** EXERCISE REQUIREMENTS **
Keep only the lines where "JSON" appears.

** RECORDS **
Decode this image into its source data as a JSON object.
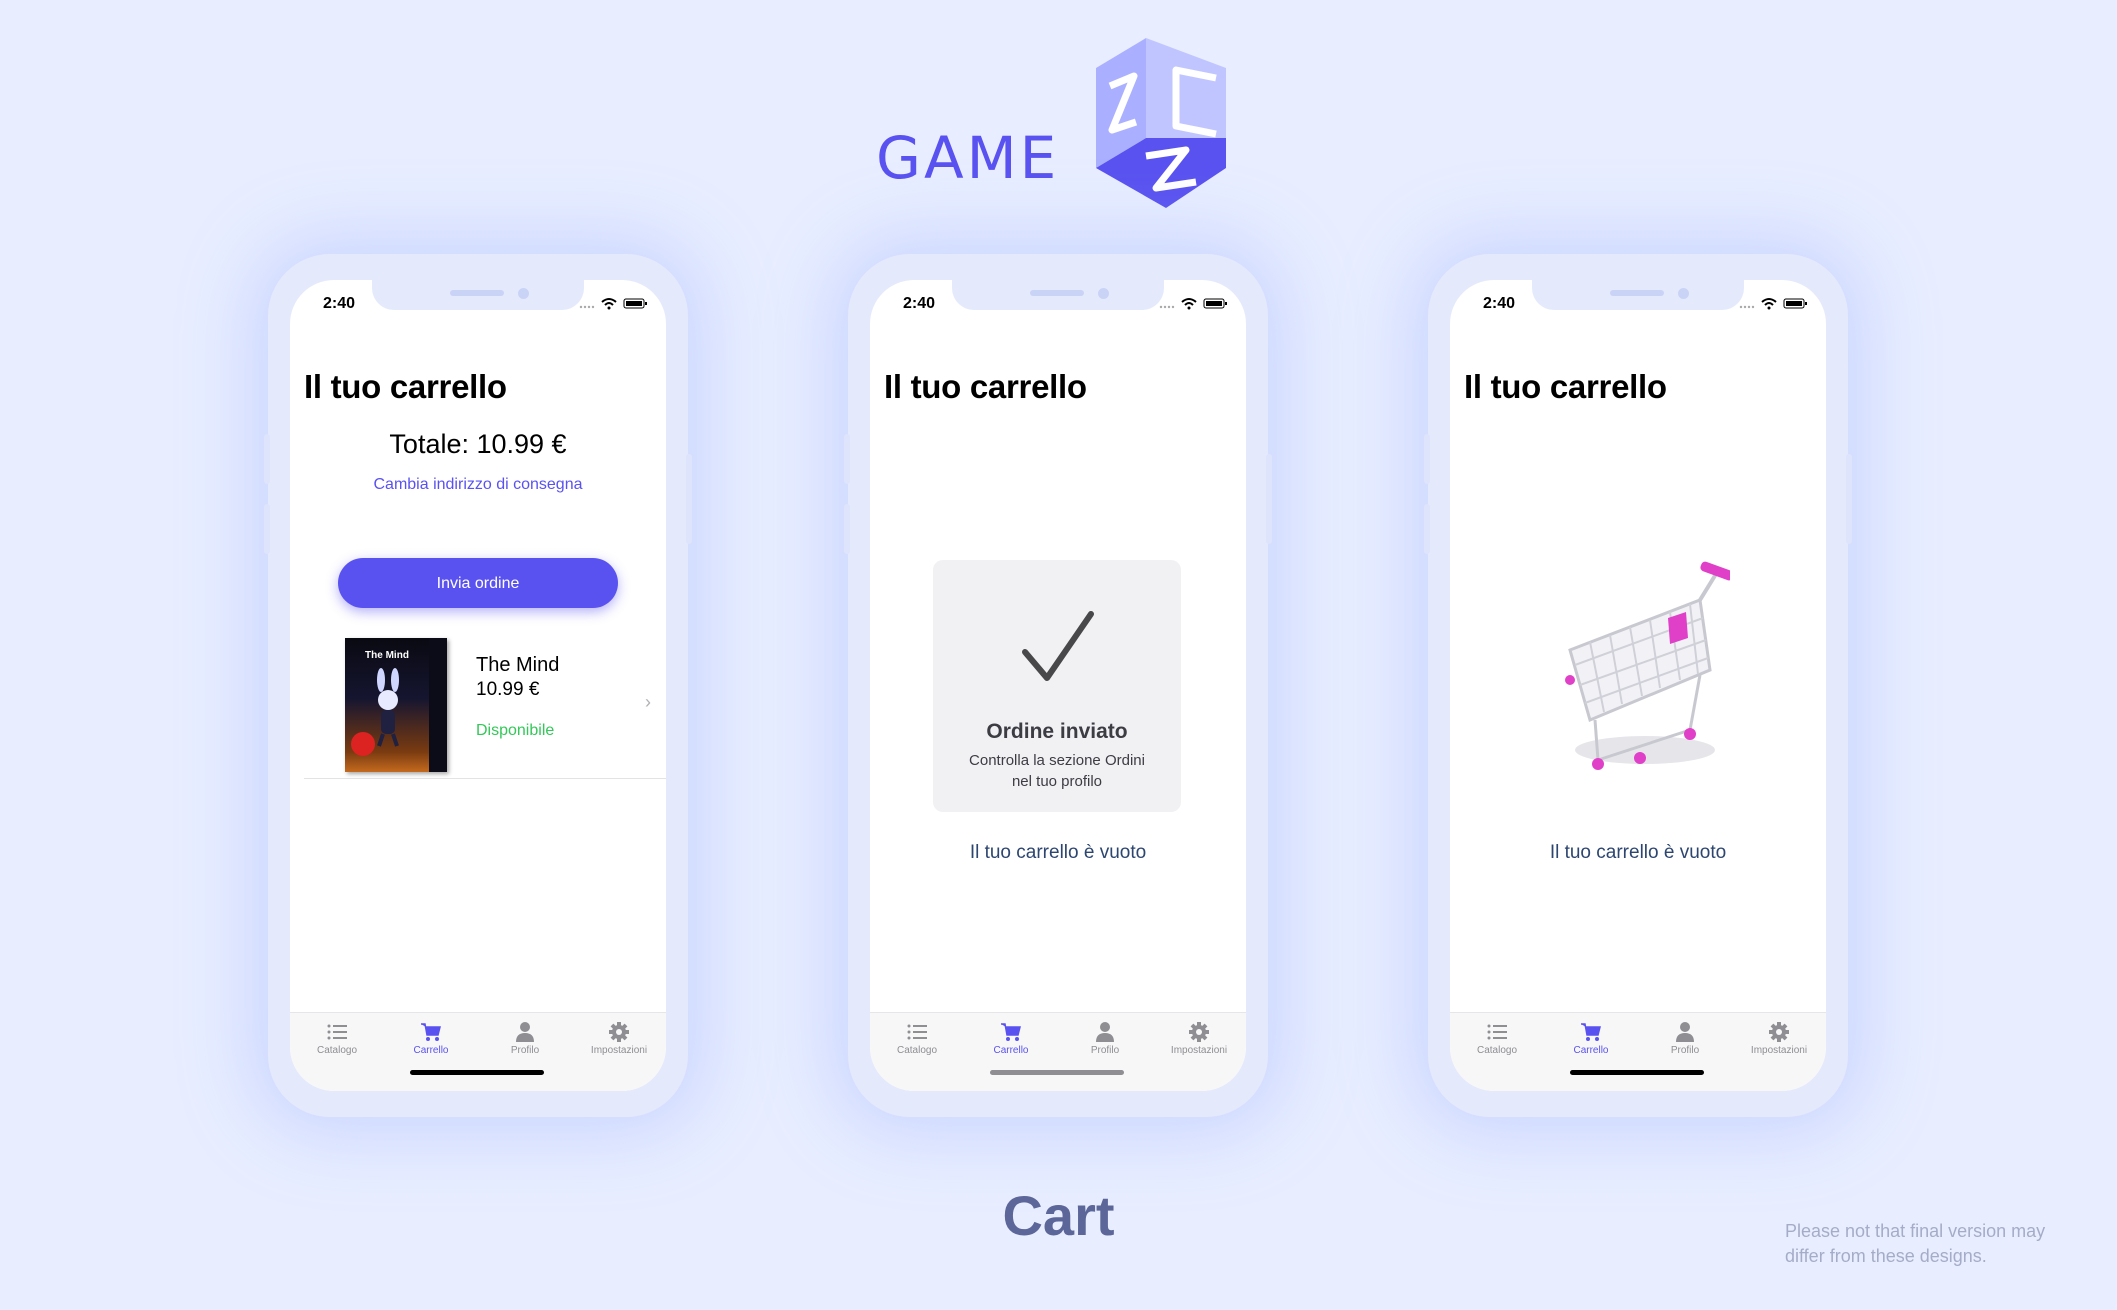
{
  "brand": {
    "word": "GAME",
    "accent": "#5a52f0"
  },
  "status_bar": {
    "time": "2:40"
  },
  "phones": [
    {
      "title": "Il tuo carrello",
      "total": "Totale: 10.99 €",
      "change_address": "Cambia indirizzo di consegna",
      "send_button": "Invia ordine",
      "item": {
        "name": "The Mind",
        "price": "10.99 €",
        "availability": "Disponibile",
        "box_title": "The Mind"
      }
    },
    {
      "title": "Il tuo carrello",
      "order_title": "Ordine inviato",
      "order_subtitle": "Controlla la sezione Ordini nel tuo profilo",
      "empty_text": "Il tuo carrello è vuoto"
    },
    {
      "title": "Il tuo carrello",
      "empty_text": "Il tuo carrello è vuoto"
    }
  ],
  "tabbar": {
    "items": [
      {
        "label": "Catalogo",
        "icon": "list-icon"
      },
      {
        "label": "Carrello",
        "icon": "cart-icon",
        "active": true
      },
      {
        "label": "Profilo",
        "icon": "person-icon"
      },
      {
        "label": "Impostazioni",
        "icon": "gear-icon"
      }
    ]
  },
  "footer": {
    "section_title": "Cart",
    "disclaimer": "Please not that final version may differ from these designs."
  },
  "colors": {
    "accent": "#5a52f0",
    "available": "#34c759",
    "background": "#e8eeff"
  }
}
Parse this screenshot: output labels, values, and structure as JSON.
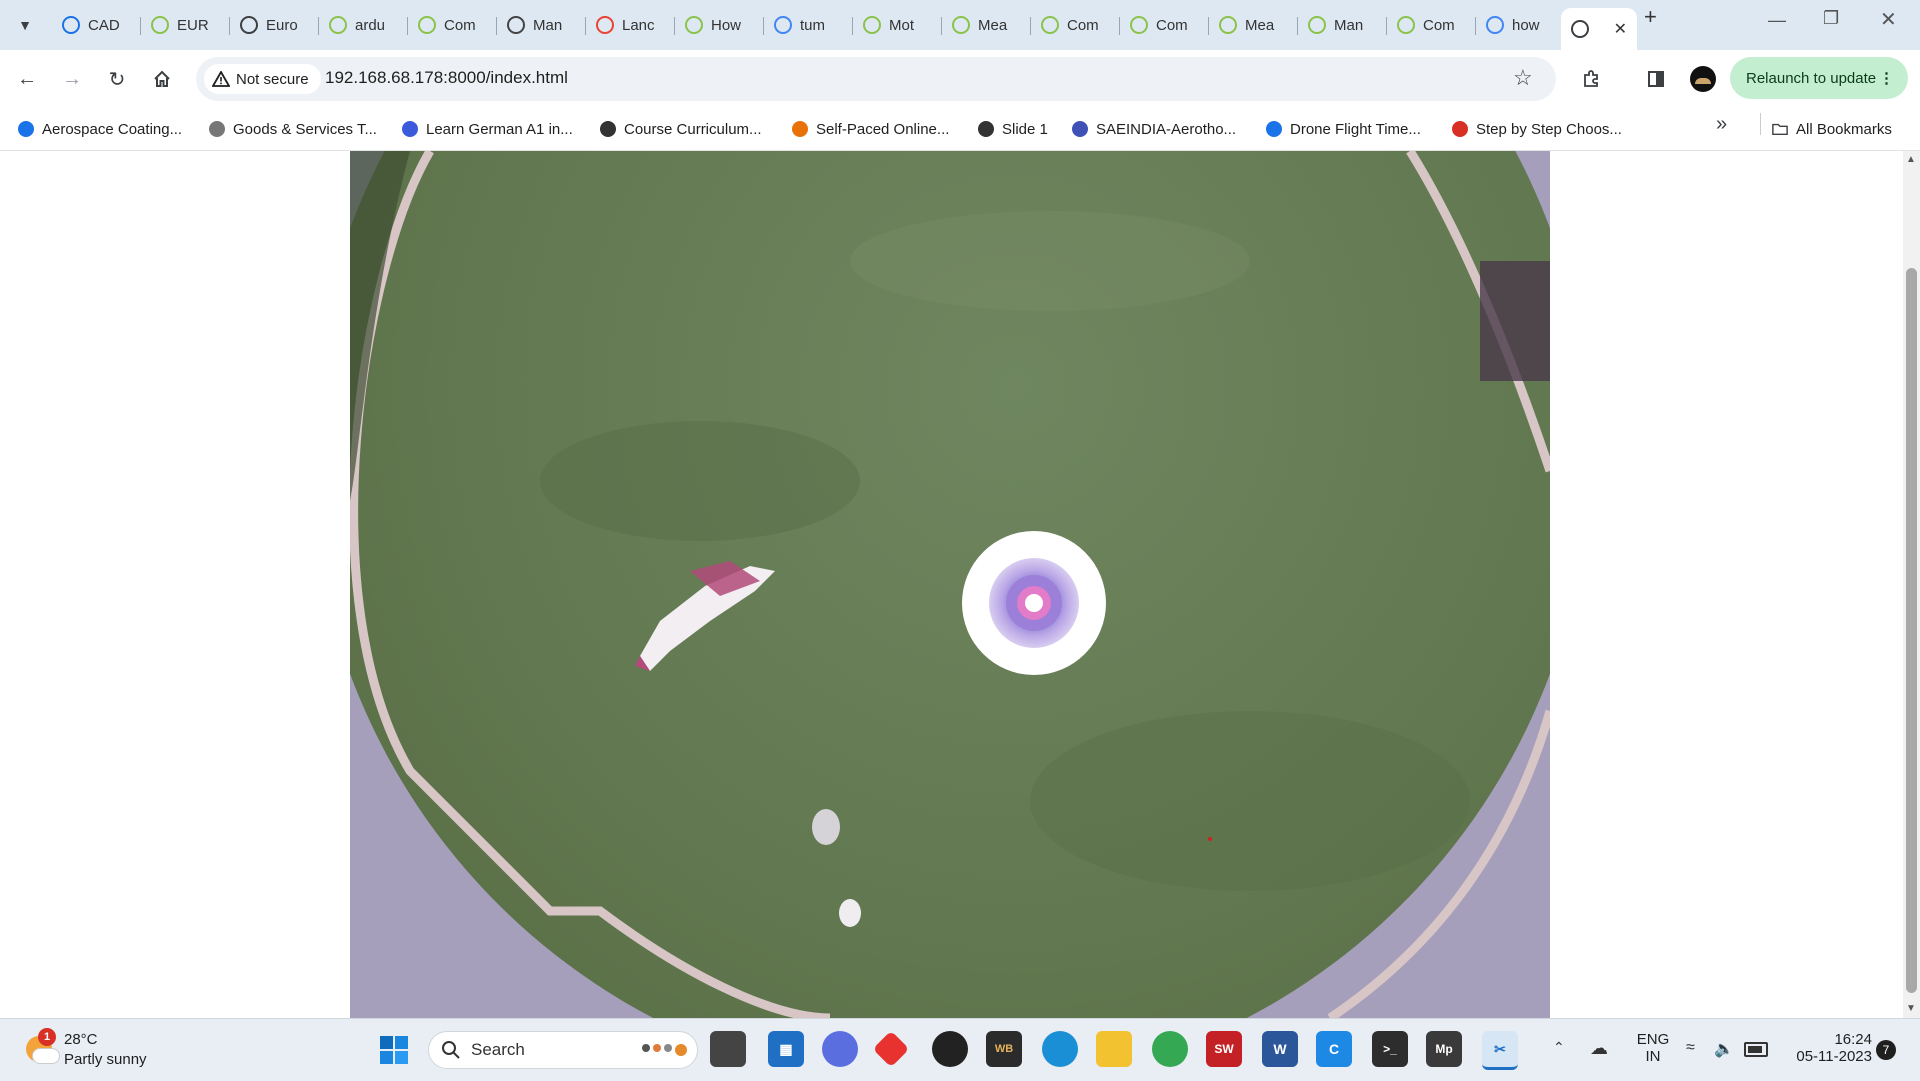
{
  "browser": {
    "tabs": [
      {
        "label": "CAD",
        "icon": "google-drive-icon"
      },
      {
        "label": "EUR",
        "icon": "tab-favicon"
      },
      {
        "label": "Euro",
        "icon": "globe-icon"
      },
      {
        "label": "ardu",
        "icon": "tab-favicon"
      },
      {
        "label": "Com",
        "icon": "tab-favicon"
      },
      {
        "label": "Man",
        "icon": "chatgpt-icon"
      },
      {
        "label": "Lanc",
        "icon": "gmail-icon"
      },
      {
        "label": "How",
        "icon": "tab-favicon"
      },
      {
        "label": "tum",
        "icon": "google-icon"
      },
      {
        "label": "Mot",
        "icon": "tab-favicon"
      },
      {
        "label": "Mea",
        "icon": "tab-favicon"
      },
      {
        "label": "Com",
        "icon": "tab-favicon"
      },
      {
        "label": "Com",
        "icon": "tab-favicon"
      },
      {
        "label": "Mea",
        "icon": "tab-favicon"
      },
      {
        "label": "Man",
        "icon": "tab-favicon"
      },
      {
        "label": "Com",
        "icon": "tab-favicon"
      },
      {
        "label": "how",
        "icon": "google-icon"
      },
      {
        "label": "",
        "icon": "globe-icon",
        "active": true
      }
    ],
    "security_label": "Not secure",
    "url": "192.168.68.178:8000/index.html",
    "relaunch_label": "Relaunch to update"
  },
  "bookmarks": {
    "items": [
      {
        "label": "Aerospace Coating..."
      },
      {
        "label": "Goods & Services T..."
      },
      {
        "label": "Learn German A1 in..."
      },
      {
        "label": "Course Curriculum..."
      },
      {
        "label": "Self-Paced Online..."
      },
      {
        "label": "Slide 1"
      },
      {
        "label": "SAEINDIA-Aerotho..."
      },
      {
        "label": "Drone Flight Time..."
      },
      {
        "label": "Step by Step Choos..."
      }
    ],
    "all_bookmarks_label": "All Bookmarks"
  },
  "taskbar": {
    "weather_temp": "28°C",
    "weather_desc": "Partly sunny",
    "weather_badge": "1",
    "search_placeholder": "Search",
    "lang_line1": "ENG",
    "lang_line2": "IN",
    "time": "16:24",
    "date": "05-11-2023",
    "notification_count": "7"
  },
  "colors": {
    "tabstrip": "#dee8f2",
    "grass": "#61774f",
    "relaunch": "#c4eed0"
  }
}
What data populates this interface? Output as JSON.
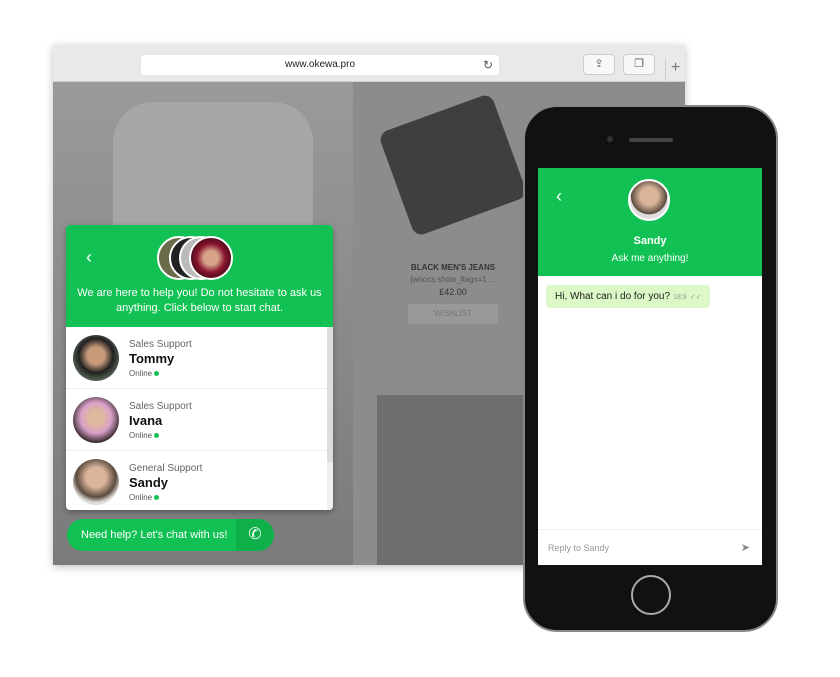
{
  "browser": {
    "url": "www.okewa.pro"
  },
  "product": {
    "title": "BLACK MEN'S JEANS",
    "subtitle": "[woocs show_flags=1 ...",
    "price": "£42.00",
    "wishlist": "WISHLIST"
  },
  "widget": {
    "intro": "We are here to help you! Do not hesitate to ask us anything. Click below to start chat.",
    "agents": [
      {
        "role": "Sales Support",
        "name": "Tommy",
        "status": "Online"
      },
      {
        "role": "Sales Support",
        "name": "Ivana",
        "status": "Online"
      },
      {
        "role": "General Support",
        "name": "Sandy",
        "status": "Online"
      }
    ],
    "cta": "Need help? Let's chat with us!"
  },
  "chat": {
    "name": "Sandy",
    "tagline": "Ask me anything!",
    "message": "Hi, What can i do for you?",
    "time": "18:9",
    "reply_placeholder": "Reply to Sandy"
  },
  "colors": {
    "accent": "#12c153",
    "bubble": "#dcf8c6"
  }
}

** THE RESULT **
Decode this image into its source data as a JSON object.
Parse this screenshot: output labels, values, and structure as JSON.
What data populates this interface? Output as JSON.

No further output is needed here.